● **Information shown**:

◆ ◆ ◆ ◆ ◆

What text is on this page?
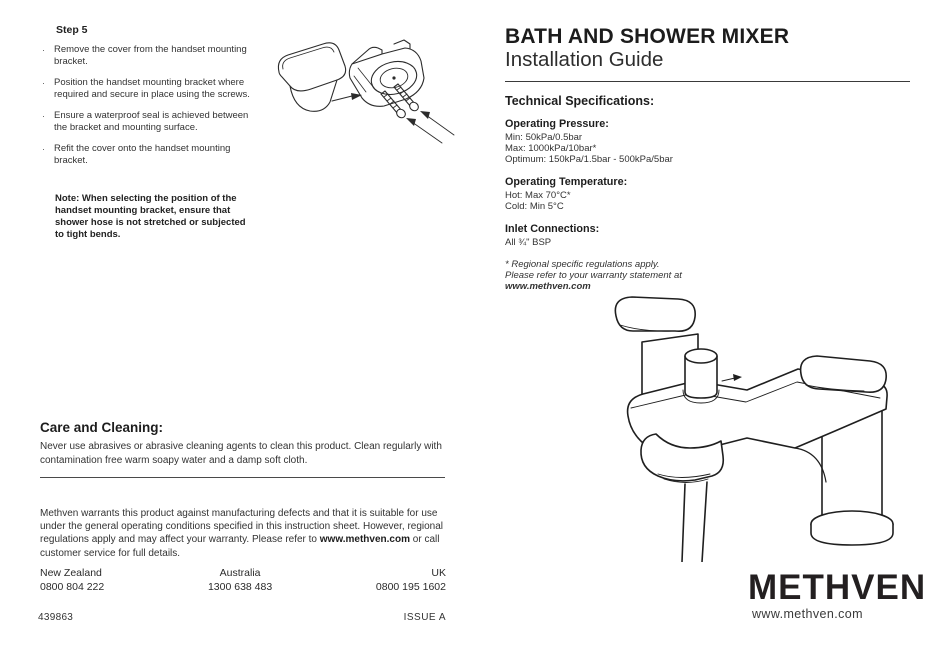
Step 5
· Remove the cover from the handset mounting bracket.
· Position the handset mounting bracket where required and secure in place using the screws.
· Ensure a waterproof seal is achieved between the bracket and mounting surface.
· Refit the cover onto the handset mounting bracket.

Note: When selecting the position of the handset mounting bracket, ensure that shower hose is not stretched or subjected to tight bends.

BATH AND SHOWER MIXER
Installation Guide
Technical Specifications:
Operating Pressure:
Min: 50kPa/0.5bar
Max: 1000kPa/10bar*
Optimum: 150kPa/1.5bar - 500kPa/5bar
Operating Temperature:
Hot: Max 70°C*
Cold: Min 5°C
Inlet Connections:
All ¾" BSP
* Regional specific regulations apply.
Please refer to your warranty statement at
www.methven.com
Care and Cleaning:

Never use abrasives or abrasive cleaning agents to clean this product. Clean regularly with contamination free warm soapy water and a damp soft cloth.

Methven warrants this product against manufacturing defects and that it is suitable for use under the general operating conditions specified in this instruction sheet. However, regional regulations apply and may affect your warranty. Please refer to www.methven.com or call customer service for full details.

New Zealand
0800 804 222
Australia
1300 638 483
UK
0800 195 1602
439863	ISSUE A
METHVEN
www.methven.com
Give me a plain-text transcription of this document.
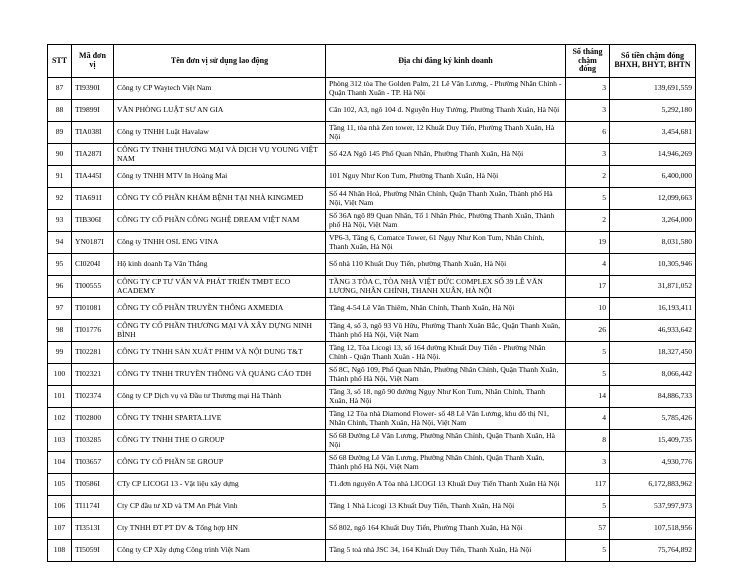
STT	Mã đơn vị	Tên đơn vị sử dụng lao động	Địa chỉ đăng ký kinh doanh	Số tháng chậm đóng	Số tiền chậm đóng BHXH, BHYT, BHTN
87	TI9390I	Công ty CP Waytech Việt Nam	Phòng 312 tòa The Golden Palm, 21 Lê Văn Lương, - Phường Nhân Chính - Quận Thanh Xuân - TP. Hà Nội	3	139,691,559
88	TI9899I	VĂN PHÒNG LUẬT SƯ AN GIA	Căn 102, A3, ngõ 104 đ. Nguyễn Huy Tưởng, Phường Thanh Xuân, Hà Nội	3	5,292,180
89	TIA038I	Công ty TNHH Luật Havalaw	Tầng 11, tòa nhà Zen tower, 12 Khuất Duy Tiến, Phường Thanh Xuân, Hà Nội	6	3,454,681
90	TIA287I	CÔNG TY TNHH THƯƠNG MẠI VÀ DỊCH VỤ YOUNG VIỆT NAM	Số 42A Ngõ 145 Phố Quan Nhân, Phường Thanh Xuân, Hà Nội	3	14,946,269
91	TIA445I	Công ty TNHH MTV In Hoàng Mai	101 Nguy Như Kon Tum, Phường Thanh Xuân, Hà Nội	2	6,400,000
92	TIA691I	CÔNG TY CỔ PHẦN KHÁM BỆNH TẠI NHÀ KINGMED	Số 44 Nhân Hoà, Phường Nhân Chính, Quận Thanh Xuân, Thành phố Hà Nội, Việt Nam	5	12,099,663
93	TIB306I	CÔNG TY CỔ PHẦN CÔNG NGHỆ DREAM VIỆT NAM	Số 36A ngõ 89 Quan Nhân, Tổ 1 Nhân Phúc, Phường Thanh Xuân, Thành phố Hà Nội, Việt Nam	2	3,264,000
94	YN0187I	Công ty TNHH OSL ENG VINA	VP6-3, Tầng 6, Comatce Tower, 61 Ngụy Như Kon Tum, Nhân Chính, Thanh Xuân, Hà Nội	19	8,031,580
95	CI0204I	Hộ kinh doanh Tạ Văn Thắng	Số nhà 110 Khuất Duy Tiến, phường Thanh Xuân, Hà Nội	4	10,305,946
96	TI00555	CÔNG TY CP TƯ VẤN VÀ PHÁT TRIỂN TMĐT ECO ACADEMY	TẦNG 3 TÒA C, TÒA NHÀ VIỆT ĐỨC COMPLEX SỐ 39 LÊ VĂN LƯƠNG, NHÂN CHÍNH, THANH XUÂN, HÀ NỘI	17	31,871,052
97	TI01081	CÔNG TY CỔ PHẦN TRUYỀN THÔNG AXMEDIA	Tầng 4-54 Lê Văn Thiêm, Nhân Chính, Thanh Xuân, Hà Nội	10	16,193,411
98	TI01776	CÔNG TY CỔ PHẦN THƯƠNG MẠI VÀ XÂY DỰNG NINH BÌNH	Tầng 4, số 3, ngõ 93 Vũ Hữu, Phường Thanh Xuân Bắc, Quận Thanh Xuân, Thành phố Hà Nội, Việt Nam	26	46,933,642
99	TI02281	CÔNG TY TNHH SẢN XUẤT PHIM VÀ NỘI DUNG T&T	Tầng 12, Tòa Licogi 13, số 164 đường Khuất Duy Tiến - Phường Nhân Chính - Quận Thanh Xuân - Hà Nội.	5	18,327,450
100	TI02321	CÔNG TY TNHH TRUYỀN THÔNG VÀ QUẢNG CÁO TDH	Số 8C, Ngõ 109, Phố Quan Nhân, Phường Nhân Chính, Quận Thanh Xuân, Thành phố Hà Nội, Việt Nam	5	8,066,442
101	TI02374	Công ty CP Dịch vụ và Đầu tư Thương mại Hà Thành	Tầng 3, số 18, ngõ 90 đường Ngụy Như Kon Tum, Nhân Chính, Thanh Xuân, Hà Nội	14	84,886,733
102	TI02800	CÔNG TY TNHH SPARTA.LIVE	Tầng 12 Tòa nhà Diamond Flower- số 48 Lê Văn Lương, khu đô thị N1, Nhân Chính, Thanh Xuân, Hà Nội, Việt Nam	4	5,785,426
103	TI03285	CÔNG TY TNHH THE O GROUP	Số 68 Đường Lê Văn Lương, Phường Nhân Chính, Quận Thanh Xuân, Hà Nội	8	15,409,735
104	TI03657	CÔNG TY CỔ PHẦN 5E GROUP	Số 68 Đường Lê Văn Lương, Phường Nhân Chính, Quận Thanh Xuân, Thành phố Hà Nội, Việt Nam	3	4,930,776
105	TI0586I	CTy CP LICOGI 13 - Vật liệu xây dựng	T1.đơn nguyên A Tòa nhà LICOGI 13 Khuất Duy Tiến Thanh Xuân Hà Nội	117	6,172,883,962
106	TI1174I	Cty CP đầu tư XD và TM An Phát Vinh	Tầng 1 Nhà Licogi 13 Khuất Duy Tiến, Thanh Xuân, Hà Nội	5	537,997,973
107	TI3513I	Cty TNHH ĐT PT DV & Tổng hợp HN	Số 802, ngõ 164 Khuất Duy Tiến, Phường Thanh Xuân, Hà Nội	57	107,518,956
108	TI5059I	Công ty CP Xây dựng Công trình Việt Nam	Tầng 5 toà nhà JSC 34, 164 Khuất Duy Tiến, Thanh Xuân, Hà Nội	5	75,764,892
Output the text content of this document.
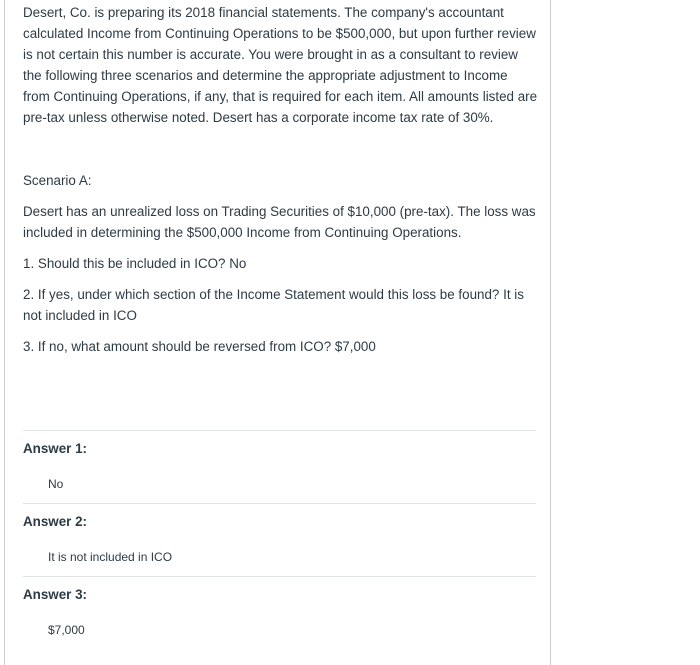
Desert, Co. is preparing its 2018 financial statements. The company's accountant calculated Income from Continuing Operations to be $500,000, but upon further review is not certain this number is accurate. You were brought in as a consultant to review the following three scenarios and determine the appropriate adjustment to Income from Continuing Operations, if any, that is required for each item. All amounts listed are pre-tax unless otherwise noted. Desert has a corporate income tax rate of 30%.

Scenario A:

Desert has an unrealized loss on Trading Securities of $10,000 (pre-tax). The loss was included in determining the $500,000 Income from Continuing Operations.

1. Should this be included in ICO? No

2. If yes, under which section of the Income Statement would this loss be found? It is not included in ICO

3. If no, what amount should be reversed from ICO? $7,000

Answer 1:
No
Answer 2:
It is not included in ICO
Answer 3:
$7,000
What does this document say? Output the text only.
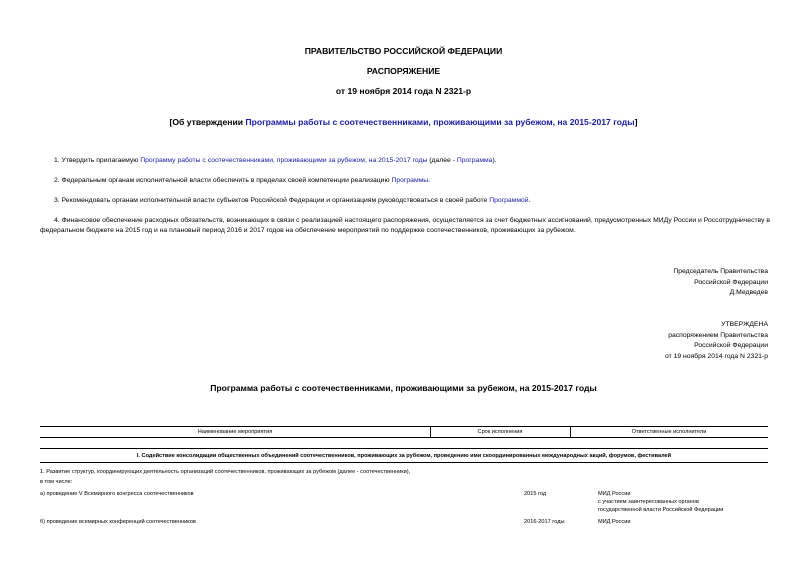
ПРАВИТЕЛЬСТВО РОССИЙСКОЙ ФЕДЕРАЦИИ
РАСПОРЯЖЕНИЕ
от 19 ноября 2014 года N 2321-р
[Об утверждении Программы работы с соотечественниками, проживающими за рубежом, на 2015-2017 годы]
1. Утвердить прилагаемую Программу работы с соотечественниками, проживающими за рубежом, на 2015-2017 годы (далее - Программа).
2. Федеральным органам исполнительной власти обеспечить в пределах своей компетенции реализацию Программы.
3. Рекомендовать органам исполнительной власти субъектов Российской Федерации и организациям руководствоваться в своей работе Программой.
4. Финансовое обеспечение расходных обязательств, возникающих в связи с реализацией настоящего распоряжения, осуществляется за счет бюджетных ассигнований, предусмотренных МИДу России и Россотрудничеству в федеральном бюджете на 2015 год и на плановый период 2016 и 2017 годов на обеспечение мероприятий по поддержке соотечественников, проживающих за рубежом.
Председатель Правительства
Российской Федерации
Д.Медведев
УТВЕРЖДЕНА
распоряжением Правительства
Российской Федерации
от 19 ноября 2014 года N 2321-р
Программа работы с соотечественниками, проживающими за рубежом, на 2015-2017 годы
Наименование мероприятия	Срок исполнения	Ответственные исполнители
I. Содействие консолидации общественных объединений соотечественников, проживающих за рубежом, проведению ими скоординированных международных акций, форумов, фестивалей
1. Развитие структур, координирующих деятельность организаций соотечественников, проживающих за рубежом (далее - соотечественники),
в том числе:
а) проведение V Всемирного конгресса соотечественников	2015 год	МИД России
с участием заинтересованных органов
государственной власти Российской Федерации
б) проведение всемирных конференций соотечественников	2016-2017 годы	МИД России
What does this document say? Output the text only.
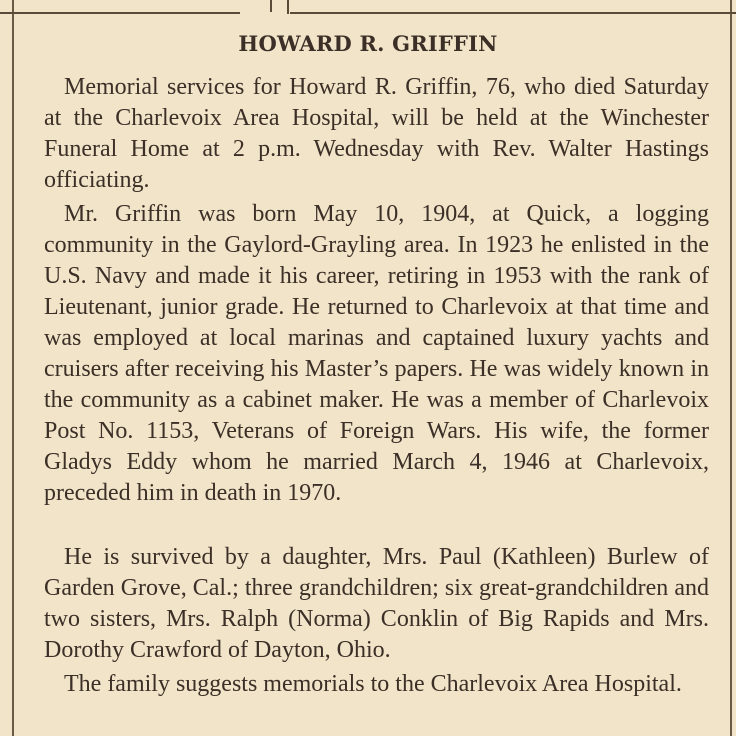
HOWARD R. GRIFFIN

Memorial services for Howard R. Griffin, 76, who died Saturday at the Charlevoix Area Hospital, will be held at the Winchester Funeral Home at 2 p.m. Wednesday with Rev. Walter Hastings officiating.

Mr. Griffin was born May 10, 1904, at Quick, a logging community in the Gaylord-Grayling area. In 1923 he enlisted in the U.S. Navy and made it his career, retiring in 1953 with the rank of Lieutenant, junior grade. He returned to Charlevoix at that time and was employed at local marinas and captained luxury yachts and cruisers after receiving his Master’s papers. He was widely known in the community as a cabinet maker. He was a member of Charlevoix Post No. 1153, Veterans of Foreign Wars. His wife, the former Gladys Eddy whom he married March 4, 1946 at Charlevoix, preceded him in death in 1970.

He is survived by a daughter, Mrs. Paul (Kathleen) Burlew of Garden Grove, Cal.; three grandchildren; six great-grandchildren and two sisters, Mrs. Ralph (Norma) Conklin of Big Rapids and Mrs. Dorothy Crawford of Dayton, Ohio.

The family suggests memorials to the Charlevoix Area Hospital.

◆ ◆ ◆ ◆ ◆

● **Written request**: Copy each line above containing the string "Программа".

● **Answer for this exercise**:
1. Утвердить прилагаемую Программу работы с соотечественниками, проживающими за рубежом, на 2015-2017 годы (далее - Программа).
Программа работы с соотечественниками, проживающими за рубежом, на 2015-2017 годы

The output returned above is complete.